(Collected data)
◆ ◆ ◆ ◆

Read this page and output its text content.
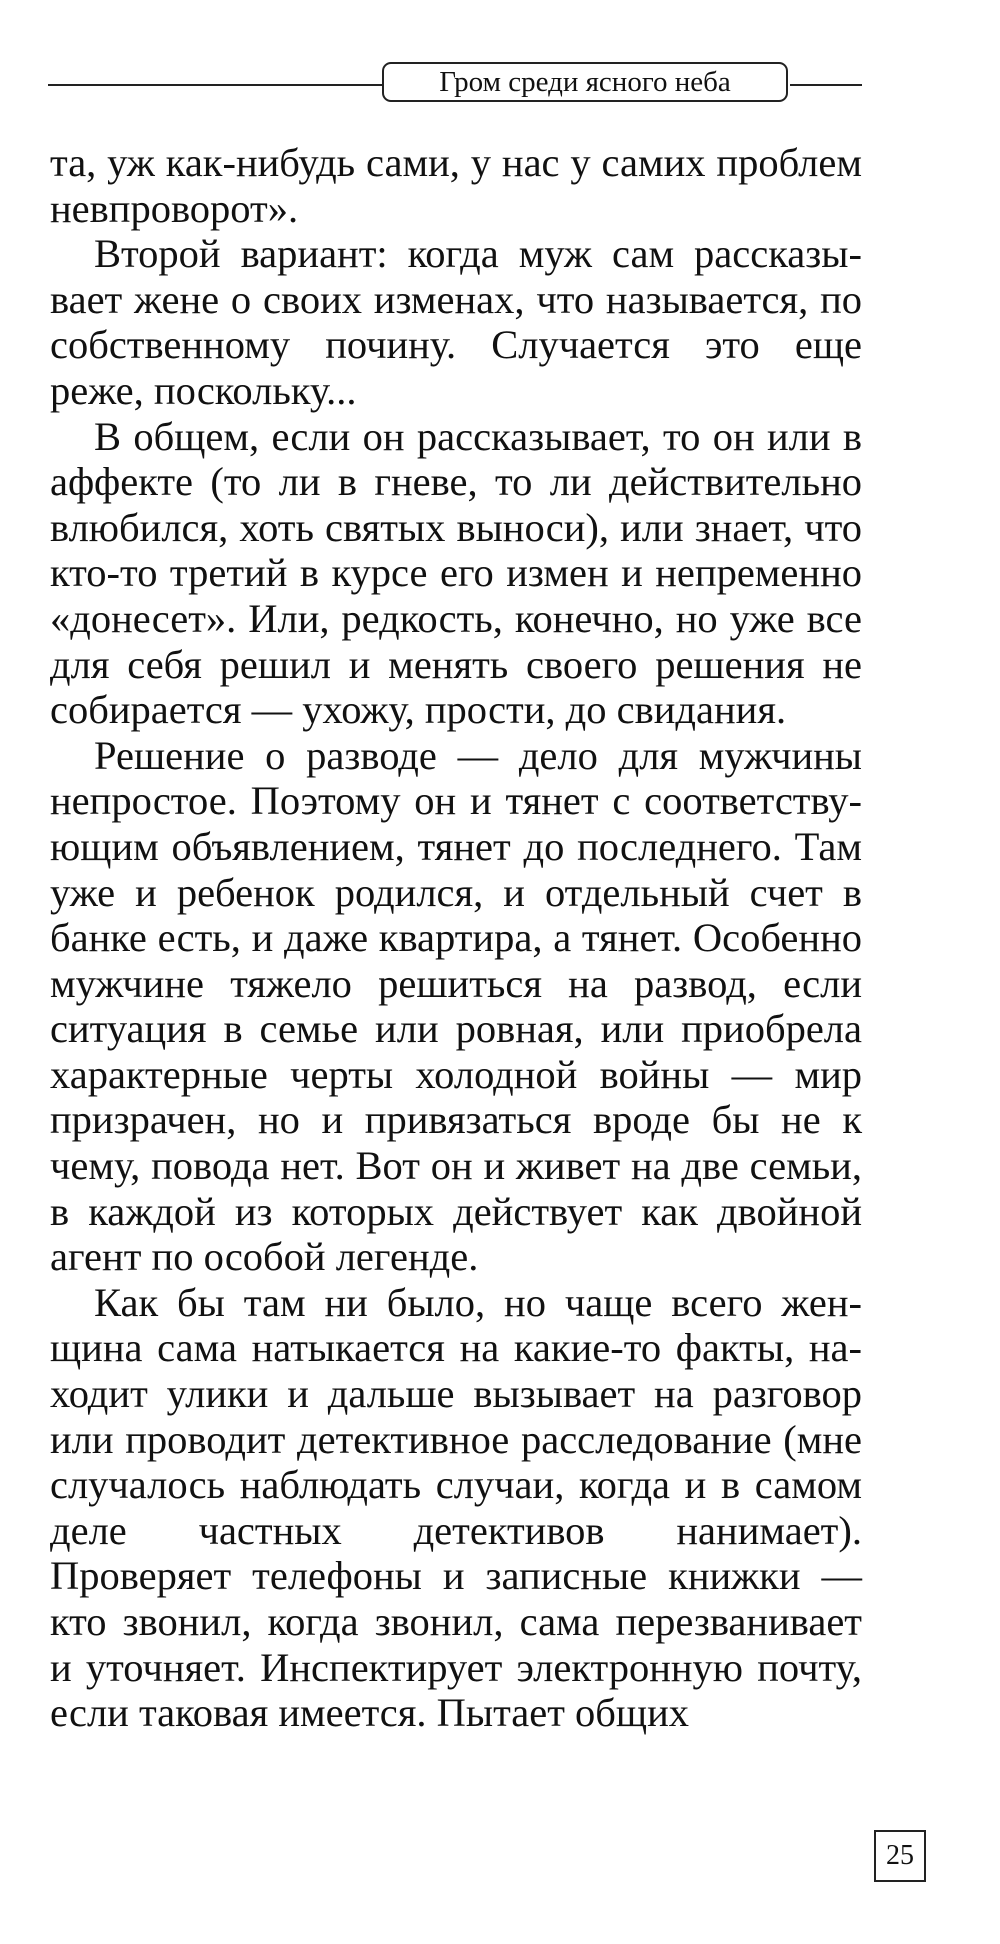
Гром среди ясного неба

та, уж как-нибудь сами, у нас у самих проблем невпроворот».

Второй вариант: когда муж сам рассказывает жене о своих изменах, что называется, по собственному почину. Случается это еще реже, поскольку...

В общем, если он рассказывает, то он или в аффекте (то ли в гневе, то ли действительно влюбился, хоть святых выноси), или знает, что кто-то третий в курсе его измен и непременно «донесет». Или, редкость, конечно, но уже все для себя решил и менять своего решения не собирается — ухожу, прости, до свидания.

Решение о разводе — дело для мужчины непростое. Поэтому он и тянет с соответствующим объявлением, тянет до последнего. Там уже и ребенок родился, и отдельный счет в банке есть, и даже квартира, а тянет. Особенно мужчине тяжело решиться на развод, если ситуация в семье или ровная, или приобрела характерные черты холодной войны — мир призрачен, но и привязаться вроде бы не к чему, повода нет. Вот он и живет на две семьи, в каждой из которых действует как двойной агент по особой легенде.

Как бы там ни было, но чаще всего женщина сама натыкается на какие-то факты, находит улики и дальше вызывает на разговор или проводит детективное расследование (мне случалось наблюдать случаи, когда и в самом деле частных детективов нанимает). Проверяет телефоны и записные книжки — кто звонил, когда звонил, сама перезванивает и уточняет. Инспектирует электронную почту, если таковая имеется. Пытает общих

25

◆ ◆ ◆ ◆

▶ _TASK STATEMENT_: Scan the records above for the string "когда", then select every line that holds it.

▶ _SOLUTION TO THIS EXERCISE_:
Второй вариант: когда муж сам рассказывает жене о своих изменах, что называется, по собственному почину. Случается это еще реже, поскольку...
Как бы там ни было, но чаще всего женщина сама натыкается на какие-то факты, находит улики и дальше вызывает на разговор или проводит детективное расследование (мне случалось наблюдать случаи, когда и в самом деле частных детективов нанимает). Проверяет телефоны и записные книжки — кто звонил, когда звонил, сама перезванивает и уточняет. Инспектирует электронную почту, если таковая имеется. Пытает общих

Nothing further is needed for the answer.